Count the lines below that contain the word "ports", and reply with only that number.
************
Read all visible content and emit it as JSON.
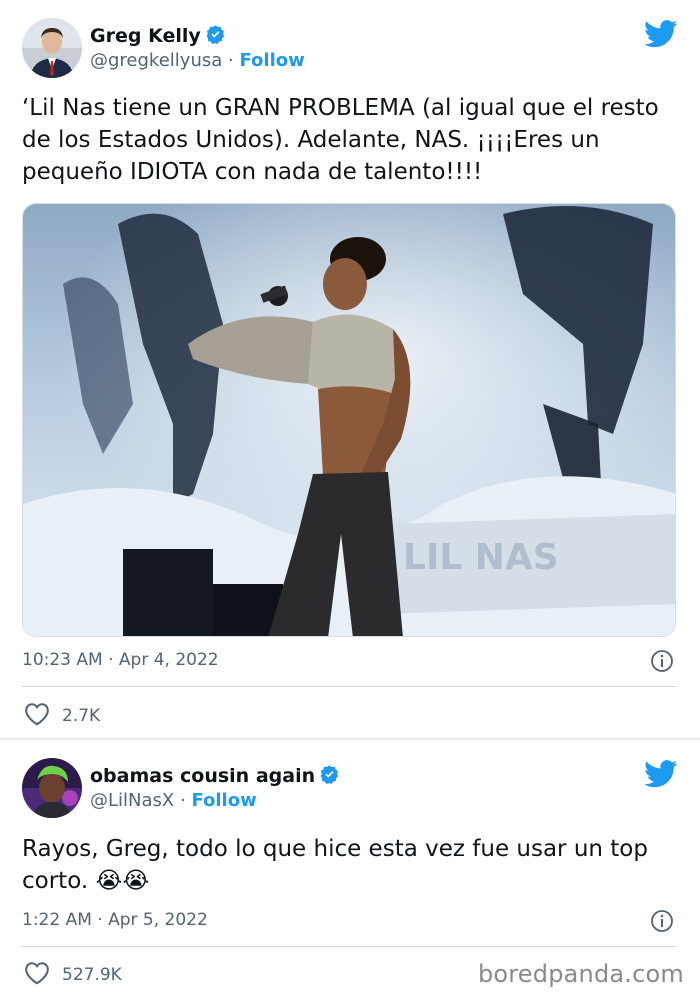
{
  "tweet1": {
    "display_name": "Greg Kelly",
    "handle": "@gregkellyusa",
    "separator": "·",
    "follow_label": "Follow",
    "text": "‘Lil Nas tiene un GRAN PROBLEMA (al igual que el resto\nde los Estados Unidos). Adelante, NAS. ¡¡¡¡Eres un\npequeño IDIOTA con nada de talento!!!!",
    "time": "10:23 AM · Apr 4, 2022",
    "likes": "2.7K"
  },
  "tweet2": {
    "display_name": "obamas cousin again",
    "handle": "@LilNasX",
    "separator": "·",
    "follow_label": "Follow",
    "text": "Rayos, Greg, todo lo que hice esta vez fue usar un top\ncorto. 😭😭",
    "time": "1:22 AM · Apr 5, 2022",
    "likes": "527.9K"
  },
  "watermark": "boredpanda.com",
  "icons": {
    "verified": "verified-badge-icon",
    "brand": "twitter-bird-icon",
    "info": "info-icon",
    "like": "heart-icon"
  },
  "colors": {
    "accent": "#1d9bf0",
    "text": "#0f1419",
    "muted": "#536471",
    "divider": "#cfd9de"
  }
}
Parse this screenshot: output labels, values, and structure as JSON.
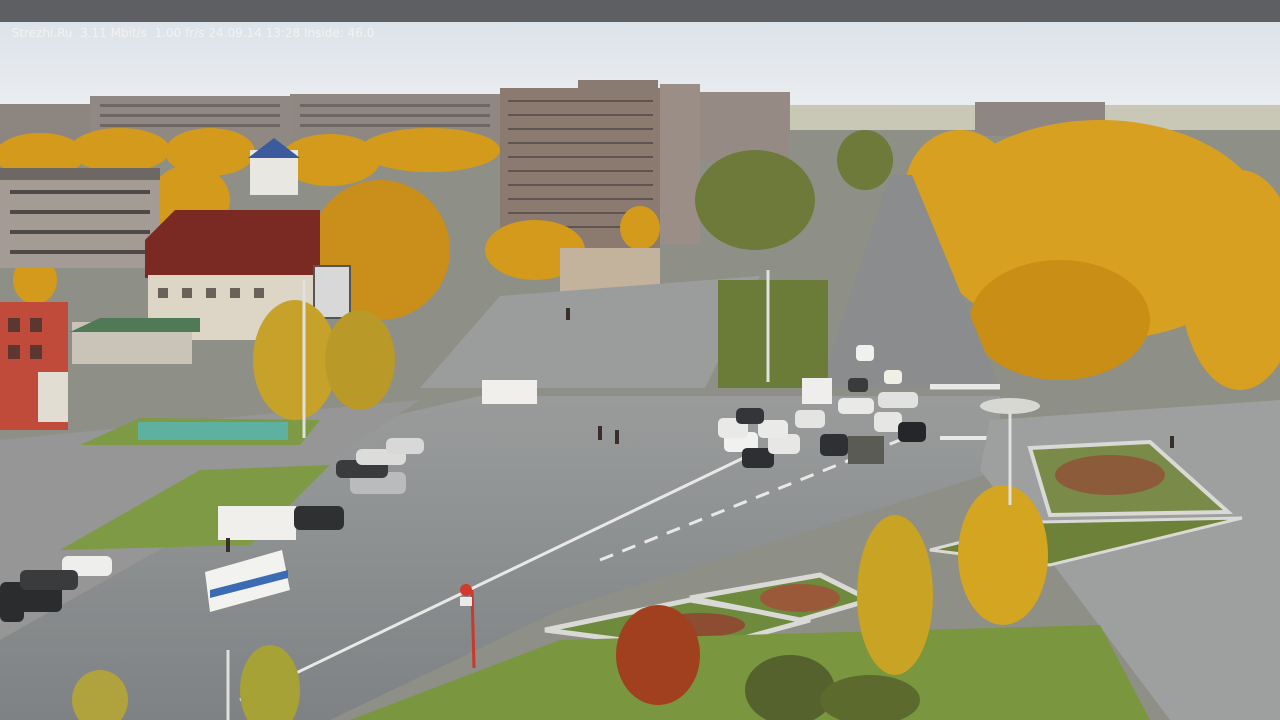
{
  "osd": {
    "text": "Strezhi.Ru  3.11 Mbit/s  1.00 fr/s 24.09.14 13:28 Inside: 46.0"
  },
  "colors": {
    "sky": "#e6eaee",
    "asphalt": "#8c9092",
    "foliage": "#d9a21f",
    "grass": "#6f8a3a",
    "osd_bar": "#5d5f62",
    "osd_text": "#f2f2f2"
  },
  "scene": {
    "description_icon": "camera-feed-icon"
  }
}
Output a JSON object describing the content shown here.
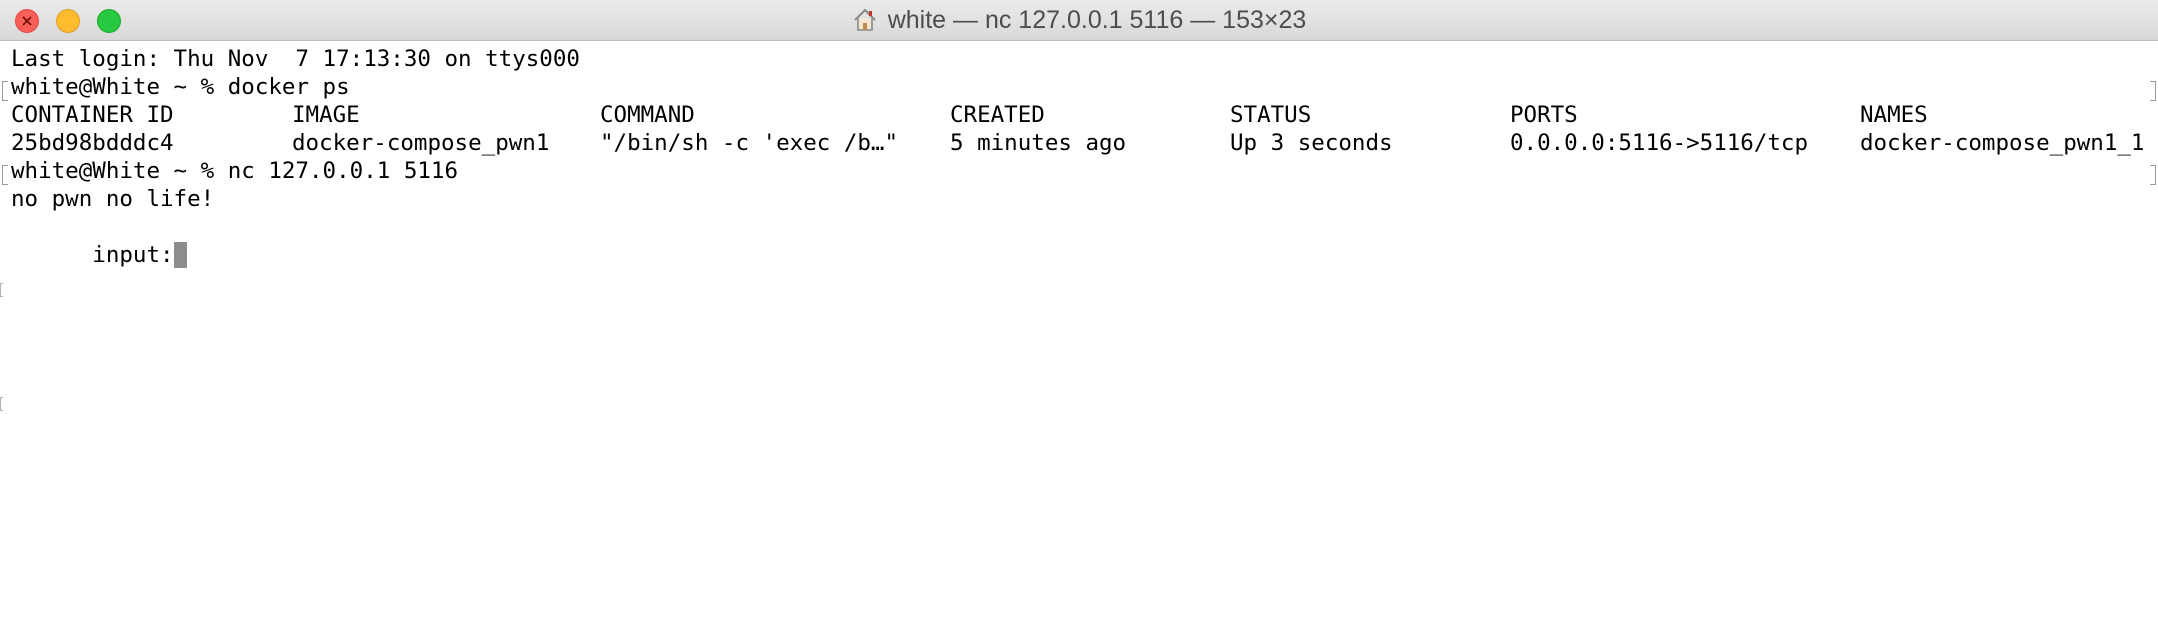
{
  "window": {
    "title": "white — nc 127.0.0.1 5116 — 153×23",
    "title_icon": "home-icon",
    "buttons": {
      "close": "close-button",
      "minimize": "minimize-button",
      "zoom": "zoom-button"
    },
    "colors": {
      "close": "#fc5f57",
      "minimize": "#fdbc2e",
      "zoom": "#28c840",
      "cursor": "#8c8c8c"
    }
  },
  "terminal": {
    "last_login": "Last login: Thu Nov  7 17:13:30 on ttys000",
    "prompt1": "white@White ~ % docker ps",
    "table": {
      "headers": {
        "container_id": "CONTAINER ID",
        "image": "IMAGE",
        "command": "COMMAND",
        "created": "CREATED",
        "status": "STATUS",
        "ports": "PORTS",
        "names": "NAMES"
      },
      "row": {
        "container_id": "25bd98bdddc4",
        "image": "docker-compose_pwn1",
        "command": "\"/bin/sh -c 'exec /b…\"",
        "created": "5 minutes ago",
        "status": "Up 3 seconds",
        "ports": "0.0.0.0:5116->5116/tcp",
        "names": "docker-compose_pwn1_1"
      }
    },
    "prompt2": "white@White ~ % nc 127.0.0.1 5116",
    "output1": "no pwn no life!",
    "input_prompt": "input:"
  }
}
************
### FINISHED EXERCISE
2